## Exercise
Sort through the entries below and pull out lines containing the word "Enter".

-- Begin Supplied data --

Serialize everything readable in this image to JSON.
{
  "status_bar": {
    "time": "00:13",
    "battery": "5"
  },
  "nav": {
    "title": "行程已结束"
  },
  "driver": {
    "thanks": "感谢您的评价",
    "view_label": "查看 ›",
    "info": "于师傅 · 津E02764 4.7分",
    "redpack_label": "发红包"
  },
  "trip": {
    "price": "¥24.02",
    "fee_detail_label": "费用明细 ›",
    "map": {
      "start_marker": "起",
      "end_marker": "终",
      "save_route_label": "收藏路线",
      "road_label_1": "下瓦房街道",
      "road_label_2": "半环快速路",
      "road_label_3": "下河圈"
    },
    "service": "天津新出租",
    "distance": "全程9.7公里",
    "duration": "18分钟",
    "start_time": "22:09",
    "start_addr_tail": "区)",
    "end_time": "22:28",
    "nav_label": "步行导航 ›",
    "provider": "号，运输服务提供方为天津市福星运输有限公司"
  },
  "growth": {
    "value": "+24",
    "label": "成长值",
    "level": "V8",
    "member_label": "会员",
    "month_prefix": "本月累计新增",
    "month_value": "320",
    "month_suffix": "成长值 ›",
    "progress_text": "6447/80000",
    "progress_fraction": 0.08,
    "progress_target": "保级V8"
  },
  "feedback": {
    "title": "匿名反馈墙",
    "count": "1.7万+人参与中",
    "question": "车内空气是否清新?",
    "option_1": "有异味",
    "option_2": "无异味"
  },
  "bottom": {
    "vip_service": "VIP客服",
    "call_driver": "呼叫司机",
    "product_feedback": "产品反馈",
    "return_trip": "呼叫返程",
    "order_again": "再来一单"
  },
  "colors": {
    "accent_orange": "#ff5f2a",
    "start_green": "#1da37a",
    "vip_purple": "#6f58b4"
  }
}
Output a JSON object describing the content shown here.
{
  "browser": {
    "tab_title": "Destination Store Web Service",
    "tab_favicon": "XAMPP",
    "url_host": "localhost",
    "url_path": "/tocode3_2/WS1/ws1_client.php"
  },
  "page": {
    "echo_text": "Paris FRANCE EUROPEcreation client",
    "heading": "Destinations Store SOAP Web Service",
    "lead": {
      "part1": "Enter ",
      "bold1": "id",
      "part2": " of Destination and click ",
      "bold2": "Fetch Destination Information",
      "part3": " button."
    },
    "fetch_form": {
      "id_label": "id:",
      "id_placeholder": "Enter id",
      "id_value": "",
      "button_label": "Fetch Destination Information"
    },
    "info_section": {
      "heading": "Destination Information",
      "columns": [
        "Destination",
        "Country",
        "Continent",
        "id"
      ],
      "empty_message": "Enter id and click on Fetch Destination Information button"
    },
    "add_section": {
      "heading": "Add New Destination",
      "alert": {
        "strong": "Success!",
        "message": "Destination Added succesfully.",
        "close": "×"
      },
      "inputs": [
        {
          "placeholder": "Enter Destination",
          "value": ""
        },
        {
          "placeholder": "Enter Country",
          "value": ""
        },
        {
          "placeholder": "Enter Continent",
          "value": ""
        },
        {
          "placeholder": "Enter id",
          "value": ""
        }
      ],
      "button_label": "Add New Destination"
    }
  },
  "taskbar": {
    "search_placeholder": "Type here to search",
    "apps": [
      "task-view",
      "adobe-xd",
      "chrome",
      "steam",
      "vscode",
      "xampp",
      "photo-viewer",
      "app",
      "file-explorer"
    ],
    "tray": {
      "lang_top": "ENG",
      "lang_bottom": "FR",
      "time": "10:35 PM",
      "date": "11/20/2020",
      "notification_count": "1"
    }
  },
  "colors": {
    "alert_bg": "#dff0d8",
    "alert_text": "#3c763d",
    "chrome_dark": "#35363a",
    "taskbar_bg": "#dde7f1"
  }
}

-- End Supplied data --

## Exercise output
      "part1": "Enter ",
      "id_placeholder": "Enter id",
      "empty_message": "Enter id and click on Fetch Destination Information button"
          "placeholder": "Enter Destination",
          "placeholder": "Enter Country",
          "placeholder": "Enter Continent",
          "placeholder": "Enter id",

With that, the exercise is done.